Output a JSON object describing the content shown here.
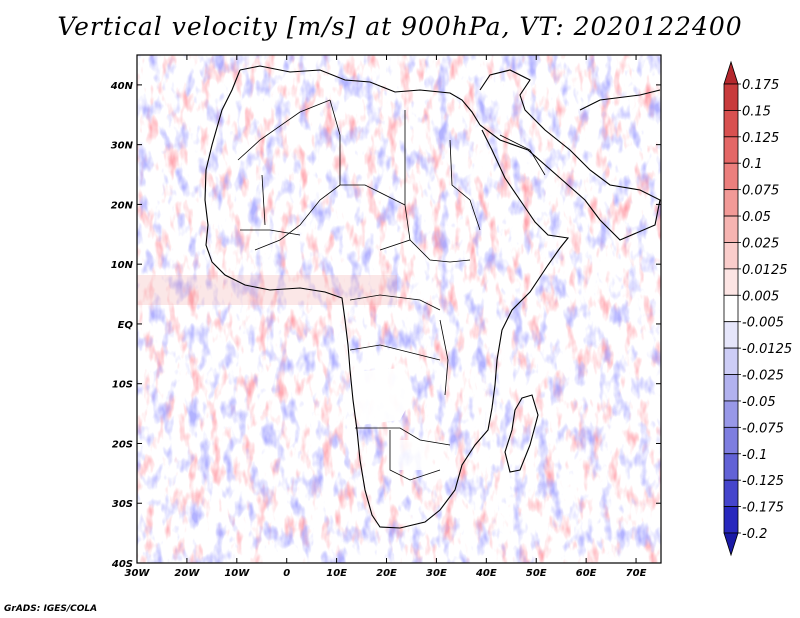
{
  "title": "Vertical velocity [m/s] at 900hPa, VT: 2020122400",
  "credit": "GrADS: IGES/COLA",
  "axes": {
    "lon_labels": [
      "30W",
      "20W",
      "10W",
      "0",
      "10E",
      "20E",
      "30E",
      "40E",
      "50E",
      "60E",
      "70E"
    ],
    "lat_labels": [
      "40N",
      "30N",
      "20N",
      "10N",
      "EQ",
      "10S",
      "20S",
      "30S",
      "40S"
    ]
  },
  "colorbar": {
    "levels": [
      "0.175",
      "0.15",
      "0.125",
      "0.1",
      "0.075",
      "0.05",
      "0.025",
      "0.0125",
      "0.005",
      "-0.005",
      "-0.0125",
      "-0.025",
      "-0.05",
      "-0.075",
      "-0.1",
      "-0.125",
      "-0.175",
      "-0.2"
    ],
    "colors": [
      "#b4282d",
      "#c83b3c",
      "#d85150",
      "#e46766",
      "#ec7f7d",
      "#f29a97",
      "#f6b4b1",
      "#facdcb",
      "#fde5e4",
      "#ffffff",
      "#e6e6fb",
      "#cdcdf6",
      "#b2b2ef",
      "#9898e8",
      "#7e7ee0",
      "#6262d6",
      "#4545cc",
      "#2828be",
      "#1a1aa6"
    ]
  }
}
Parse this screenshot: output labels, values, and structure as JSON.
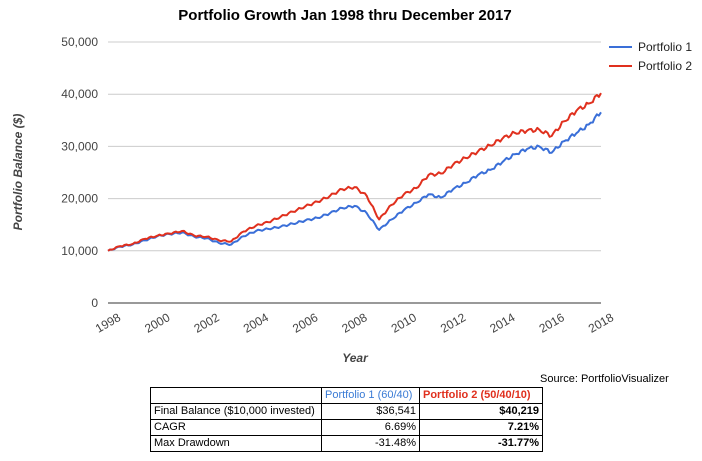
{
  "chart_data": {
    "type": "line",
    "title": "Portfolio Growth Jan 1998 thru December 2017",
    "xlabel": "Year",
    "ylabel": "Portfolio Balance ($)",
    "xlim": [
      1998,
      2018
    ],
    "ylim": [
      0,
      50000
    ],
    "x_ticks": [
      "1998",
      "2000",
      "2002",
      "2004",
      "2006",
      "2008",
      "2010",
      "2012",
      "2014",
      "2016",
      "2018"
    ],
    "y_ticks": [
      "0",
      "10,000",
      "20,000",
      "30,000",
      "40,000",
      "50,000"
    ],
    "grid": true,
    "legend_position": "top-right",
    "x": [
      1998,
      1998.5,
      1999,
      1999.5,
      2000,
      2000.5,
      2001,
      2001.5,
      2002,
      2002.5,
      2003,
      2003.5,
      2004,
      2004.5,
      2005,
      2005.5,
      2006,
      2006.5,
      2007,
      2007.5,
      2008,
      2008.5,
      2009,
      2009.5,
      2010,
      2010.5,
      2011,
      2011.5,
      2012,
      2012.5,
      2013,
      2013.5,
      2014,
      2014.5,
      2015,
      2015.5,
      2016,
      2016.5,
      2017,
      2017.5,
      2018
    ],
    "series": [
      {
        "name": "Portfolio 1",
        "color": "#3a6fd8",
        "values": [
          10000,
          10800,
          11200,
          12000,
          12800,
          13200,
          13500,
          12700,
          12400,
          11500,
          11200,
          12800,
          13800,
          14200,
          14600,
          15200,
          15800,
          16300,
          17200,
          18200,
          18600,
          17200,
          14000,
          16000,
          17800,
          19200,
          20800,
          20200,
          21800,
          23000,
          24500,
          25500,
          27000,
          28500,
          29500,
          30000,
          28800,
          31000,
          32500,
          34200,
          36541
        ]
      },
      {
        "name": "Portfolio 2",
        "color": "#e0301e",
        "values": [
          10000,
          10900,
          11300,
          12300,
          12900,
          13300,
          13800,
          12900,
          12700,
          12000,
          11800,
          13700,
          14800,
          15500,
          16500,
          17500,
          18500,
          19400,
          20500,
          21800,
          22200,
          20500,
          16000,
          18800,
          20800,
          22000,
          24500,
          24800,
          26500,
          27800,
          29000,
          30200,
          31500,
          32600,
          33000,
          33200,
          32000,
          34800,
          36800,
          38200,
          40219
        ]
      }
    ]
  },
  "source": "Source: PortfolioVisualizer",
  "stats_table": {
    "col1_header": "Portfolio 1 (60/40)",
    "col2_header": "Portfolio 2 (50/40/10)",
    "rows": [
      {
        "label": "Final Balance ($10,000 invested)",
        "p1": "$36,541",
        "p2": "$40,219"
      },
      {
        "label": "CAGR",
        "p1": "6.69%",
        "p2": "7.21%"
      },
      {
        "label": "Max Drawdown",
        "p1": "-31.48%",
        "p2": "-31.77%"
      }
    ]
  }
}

══════

THE TASK: Return each line of the listing that holds the string "Balance".

RESPONSE TO THIS EXERCISE:
    "ylabel": "Portfolio Balance ($)",
        "label": "Final Balance ($10,000 invested)",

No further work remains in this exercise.